Find the string "title" in the entries and copy each line that has it.

* _Items from a figure collection_
-- START --
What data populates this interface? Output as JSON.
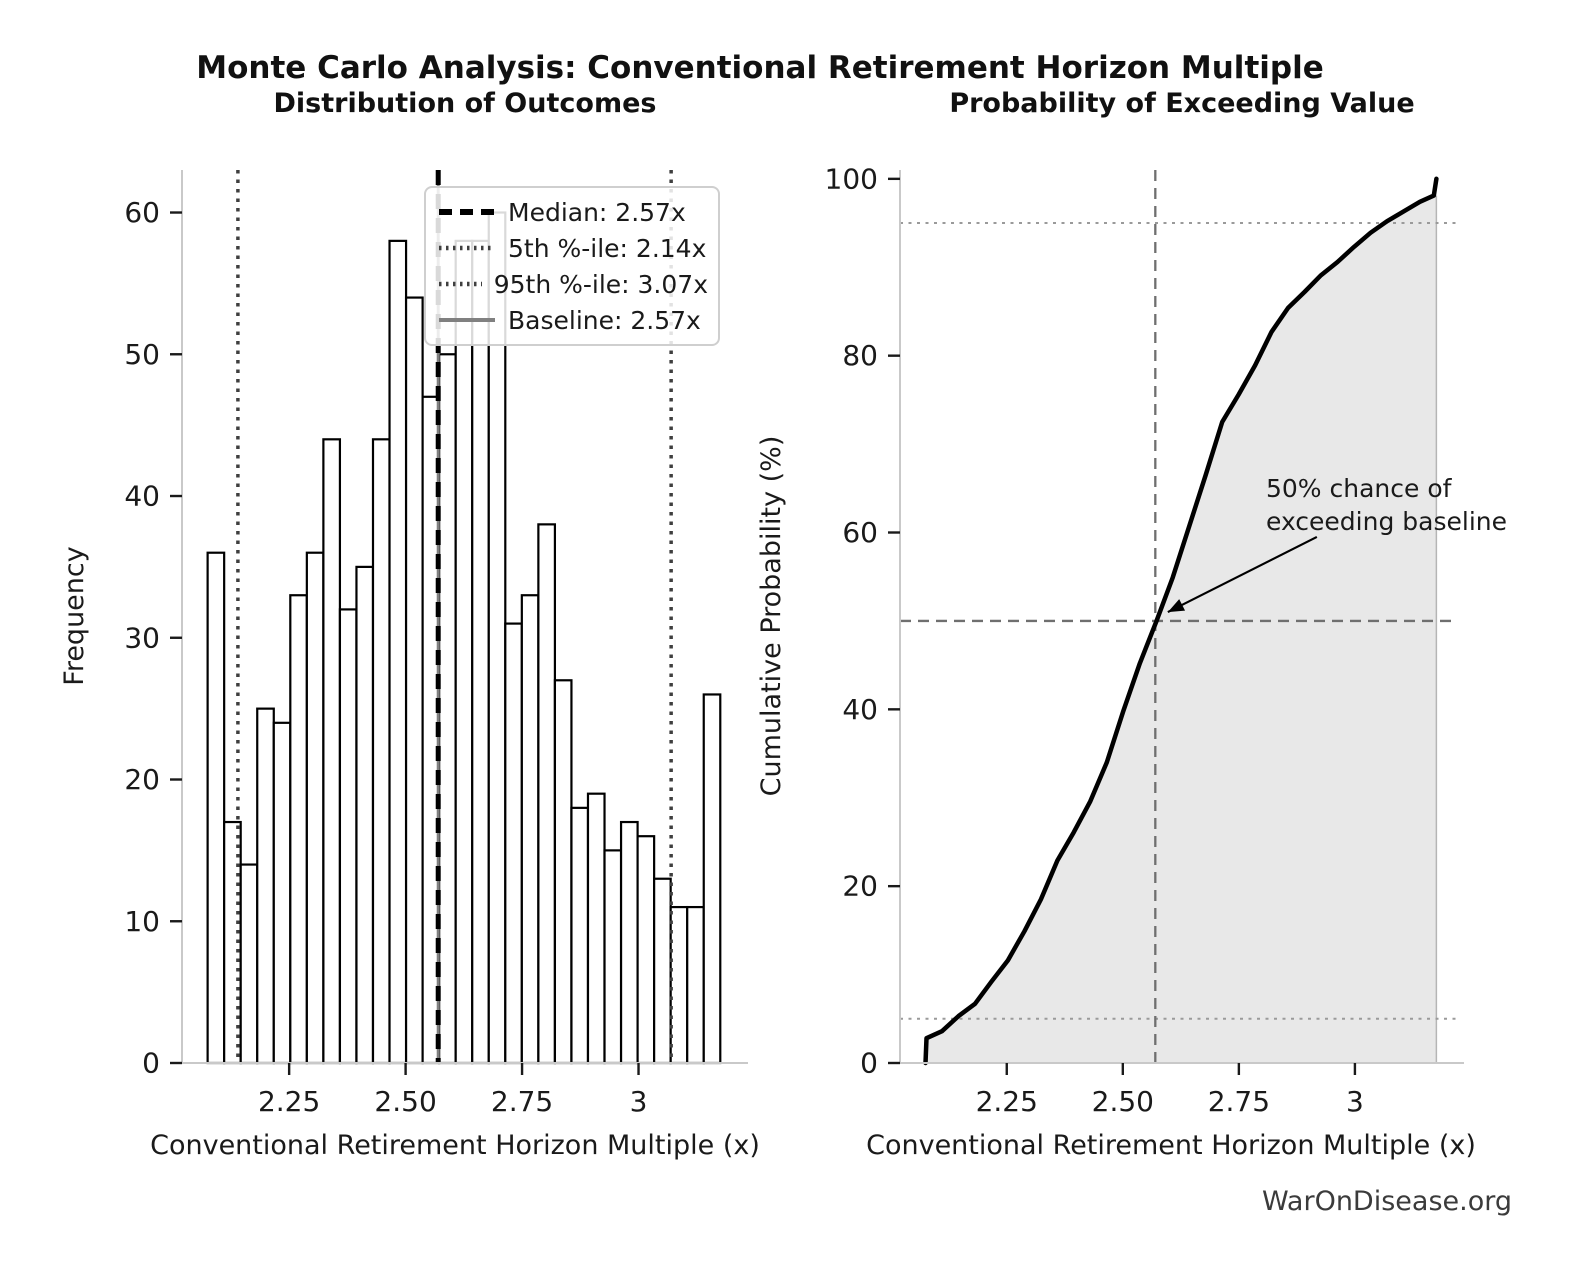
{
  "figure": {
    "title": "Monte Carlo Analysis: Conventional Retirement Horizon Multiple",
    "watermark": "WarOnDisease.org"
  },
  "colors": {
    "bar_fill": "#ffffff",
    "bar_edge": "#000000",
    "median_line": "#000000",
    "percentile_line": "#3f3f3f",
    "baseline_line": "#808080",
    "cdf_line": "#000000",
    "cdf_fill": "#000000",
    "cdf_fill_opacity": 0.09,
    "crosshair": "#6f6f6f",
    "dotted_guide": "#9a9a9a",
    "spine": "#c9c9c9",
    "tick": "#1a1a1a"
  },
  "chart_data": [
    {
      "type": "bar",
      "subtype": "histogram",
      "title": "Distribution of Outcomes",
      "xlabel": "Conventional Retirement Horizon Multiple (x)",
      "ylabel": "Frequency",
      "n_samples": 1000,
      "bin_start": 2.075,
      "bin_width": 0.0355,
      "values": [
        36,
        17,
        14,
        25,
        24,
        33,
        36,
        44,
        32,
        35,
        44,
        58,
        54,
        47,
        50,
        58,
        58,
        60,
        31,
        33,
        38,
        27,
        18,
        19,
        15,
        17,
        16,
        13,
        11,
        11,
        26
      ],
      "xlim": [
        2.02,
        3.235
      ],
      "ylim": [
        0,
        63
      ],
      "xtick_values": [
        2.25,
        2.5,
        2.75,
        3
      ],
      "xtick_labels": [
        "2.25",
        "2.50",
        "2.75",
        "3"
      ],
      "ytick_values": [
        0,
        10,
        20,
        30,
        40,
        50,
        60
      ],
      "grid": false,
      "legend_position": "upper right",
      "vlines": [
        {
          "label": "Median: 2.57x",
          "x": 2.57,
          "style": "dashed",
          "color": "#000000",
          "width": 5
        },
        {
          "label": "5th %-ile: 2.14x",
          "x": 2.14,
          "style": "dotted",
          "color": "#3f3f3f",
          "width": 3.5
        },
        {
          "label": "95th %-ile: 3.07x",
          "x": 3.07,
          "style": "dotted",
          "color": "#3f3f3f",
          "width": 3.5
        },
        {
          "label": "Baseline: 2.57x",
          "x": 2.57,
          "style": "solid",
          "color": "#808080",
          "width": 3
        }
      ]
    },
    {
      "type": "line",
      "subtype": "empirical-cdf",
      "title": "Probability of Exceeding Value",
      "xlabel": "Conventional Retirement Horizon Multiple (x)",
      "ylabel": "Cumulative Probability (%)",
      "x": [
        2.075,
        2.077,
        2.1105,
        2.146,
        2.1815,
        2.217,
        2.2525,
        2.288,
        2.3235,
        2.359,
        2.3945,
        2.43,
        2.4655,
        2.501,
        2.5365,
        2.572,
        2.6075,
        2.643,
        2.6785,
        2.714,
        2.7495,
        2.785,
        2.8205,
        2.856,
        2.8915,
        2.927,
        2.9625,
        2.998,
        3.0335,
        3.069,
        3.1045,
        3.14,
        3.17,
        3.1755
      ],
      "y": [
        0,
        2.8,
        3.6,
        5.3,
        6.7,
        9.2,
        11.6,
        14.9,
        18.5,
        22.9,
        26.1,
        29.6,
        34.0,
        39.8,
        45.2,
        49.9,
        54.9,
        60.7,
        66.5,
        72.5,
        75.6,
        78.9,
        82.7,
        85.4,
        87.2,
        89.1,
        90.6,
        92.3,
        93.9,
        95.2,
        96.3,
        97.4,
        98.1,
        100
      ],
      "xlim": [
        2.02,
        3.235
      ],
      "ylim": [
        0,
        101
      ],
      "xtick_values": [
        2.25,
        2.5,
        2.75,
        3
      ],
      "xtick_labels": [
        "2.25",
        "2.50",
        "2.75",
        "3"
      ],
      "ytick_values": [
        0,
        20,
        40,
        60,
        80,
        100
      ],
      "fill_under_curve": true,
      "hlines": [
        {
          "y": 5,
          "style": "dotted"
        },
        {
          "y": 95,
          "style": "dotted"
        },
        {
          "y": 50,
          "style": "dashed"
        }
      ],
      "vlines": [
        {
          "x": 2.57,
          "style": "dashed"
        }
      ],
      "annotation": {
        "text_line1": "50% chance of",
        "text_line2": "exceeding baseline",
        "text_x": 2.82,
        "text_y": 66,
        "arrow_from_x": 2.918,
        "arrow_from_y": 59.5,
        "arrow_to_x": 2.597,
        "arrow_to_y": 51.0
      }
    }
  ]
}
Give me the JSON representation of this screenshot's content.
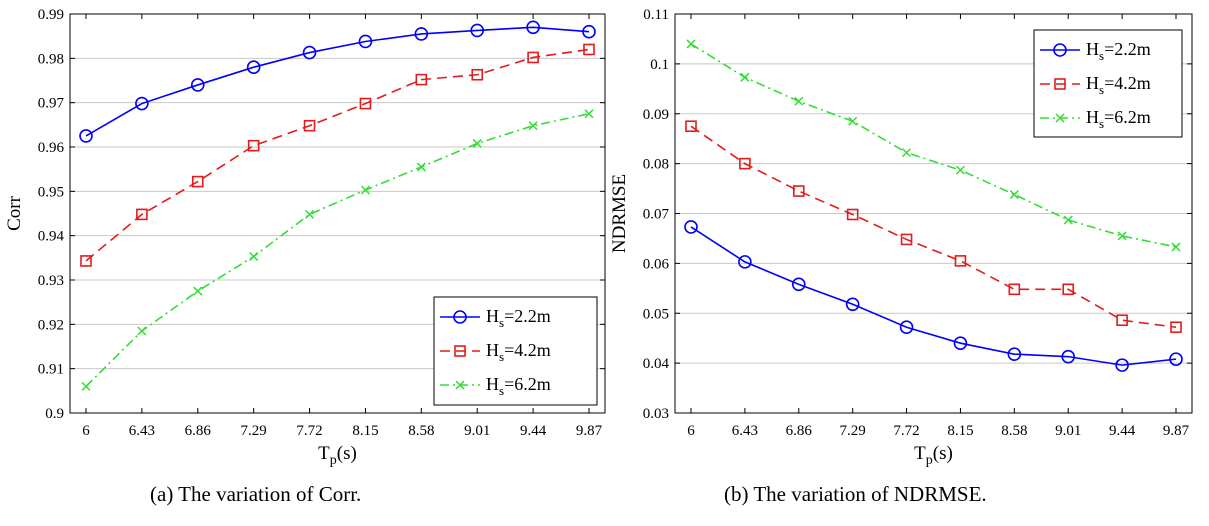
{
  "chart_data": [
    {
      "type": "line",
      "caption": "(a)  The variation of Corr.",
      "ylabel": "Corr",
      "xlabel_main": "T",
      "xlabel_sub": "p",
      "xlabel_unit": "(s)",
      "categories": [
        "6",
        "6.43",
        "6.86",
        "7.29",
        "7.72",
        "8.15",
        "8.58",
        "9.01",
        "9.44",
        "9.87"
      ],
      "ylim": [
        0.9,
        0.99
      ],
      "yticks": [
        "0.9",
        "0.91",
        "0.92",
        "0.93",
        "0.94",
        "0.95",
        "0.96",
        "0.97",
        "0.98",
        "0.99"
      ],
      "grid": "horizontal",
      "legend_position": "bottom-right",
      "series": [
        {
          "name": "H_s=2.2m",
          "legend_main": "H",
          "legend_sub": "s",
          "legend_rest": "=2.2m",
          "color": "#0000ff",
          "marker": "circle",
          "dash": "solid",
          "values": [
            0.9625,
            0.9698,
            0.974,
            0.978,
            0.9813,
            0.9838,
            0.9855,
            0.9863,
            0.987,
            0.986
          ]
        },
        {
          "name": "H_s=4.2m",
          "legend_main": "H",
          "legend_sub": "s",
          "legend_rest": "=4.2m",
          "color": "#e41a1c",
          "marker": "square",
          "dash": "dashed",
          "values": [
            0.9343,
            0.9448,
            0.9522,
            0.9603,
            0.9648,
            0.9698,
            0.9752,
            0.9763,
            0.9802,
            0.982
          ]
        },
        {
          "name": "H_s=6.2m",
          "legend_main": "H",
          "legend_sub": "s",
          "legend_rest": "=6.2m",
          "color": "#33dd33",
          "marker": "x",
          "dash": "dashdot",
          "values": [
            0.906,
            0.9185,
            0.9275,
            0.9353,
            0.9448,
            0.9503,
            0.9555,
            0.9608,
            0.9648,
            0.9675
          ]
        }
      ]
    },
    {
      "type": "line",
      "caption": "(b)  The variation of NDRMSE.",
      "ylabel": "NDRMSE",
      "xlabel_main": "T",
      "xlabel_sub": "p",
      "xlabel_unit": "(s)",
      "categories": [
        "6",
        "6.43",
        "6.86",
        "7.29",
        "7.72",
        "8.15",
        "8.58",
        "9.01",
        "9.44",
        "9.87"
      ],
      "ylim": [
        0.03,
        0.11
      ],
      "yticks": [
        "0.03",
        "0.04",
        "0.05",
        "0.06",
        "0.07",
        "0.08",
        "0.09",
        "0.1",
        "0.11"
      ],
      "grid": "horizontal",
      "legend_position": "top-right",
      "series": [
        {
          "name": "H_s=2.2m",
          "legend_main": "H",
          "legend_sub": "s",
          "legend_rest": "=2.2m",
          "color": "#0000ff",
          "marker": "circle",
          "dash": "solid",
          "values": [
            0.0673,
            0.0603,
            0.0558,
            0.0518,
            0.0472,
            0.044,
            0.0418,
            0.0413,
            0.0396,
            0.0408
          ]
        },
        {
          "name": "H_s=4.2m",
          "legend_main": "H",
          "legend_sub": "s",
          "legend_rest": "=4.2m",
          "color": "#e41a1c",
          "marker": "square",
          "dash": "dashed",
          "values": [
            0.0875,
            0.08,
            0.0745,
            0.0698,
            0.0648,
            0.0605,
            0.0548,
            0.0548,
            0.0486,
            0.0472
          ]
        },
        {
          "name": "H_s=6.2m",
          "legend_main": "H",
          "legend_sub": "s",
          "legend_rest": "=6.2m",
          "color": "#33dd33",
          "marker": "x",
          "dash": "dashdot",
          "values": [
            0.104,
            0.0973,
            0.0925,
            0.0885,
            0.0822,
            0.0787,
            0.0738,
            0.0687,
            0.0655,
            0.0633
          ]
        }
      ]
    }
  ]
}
-- END --
* _Answer to this problem_
    "title": "Monte Carlo Analysis: Conventional Retirement Horizon Multiple",
      "title": "Distribution of Outcomes",
      "title": "Probability of Exceeding Value",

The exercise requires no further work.